## Objective
Compile every line that includes the word "Mission".

## Records to use
## START

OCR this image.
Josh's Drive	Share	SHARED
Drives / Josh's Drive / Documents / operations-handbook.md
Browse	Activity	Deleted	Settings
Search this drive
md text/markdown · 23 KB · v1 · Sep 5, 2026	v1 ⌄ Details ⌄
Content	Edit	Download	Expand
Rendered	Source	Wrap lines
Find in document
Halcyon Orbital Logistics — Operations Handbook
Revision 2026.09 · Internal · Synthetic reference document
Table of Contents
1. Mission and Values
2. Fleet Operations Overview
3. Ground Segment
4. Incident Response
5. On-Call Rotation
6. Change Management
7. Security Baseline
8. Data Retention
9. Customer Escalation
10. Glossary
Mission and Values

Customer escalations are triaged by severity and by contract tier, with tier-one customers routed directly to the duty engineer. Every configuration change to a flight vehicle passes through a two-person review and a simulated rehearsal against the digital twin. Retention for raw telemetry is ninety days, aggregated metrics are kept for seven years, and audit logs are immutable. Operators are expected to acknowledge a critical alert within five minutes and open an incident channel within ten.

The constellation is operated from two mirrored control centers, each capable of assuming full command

## END

## Task result
1. Mission and Values
Mission and Values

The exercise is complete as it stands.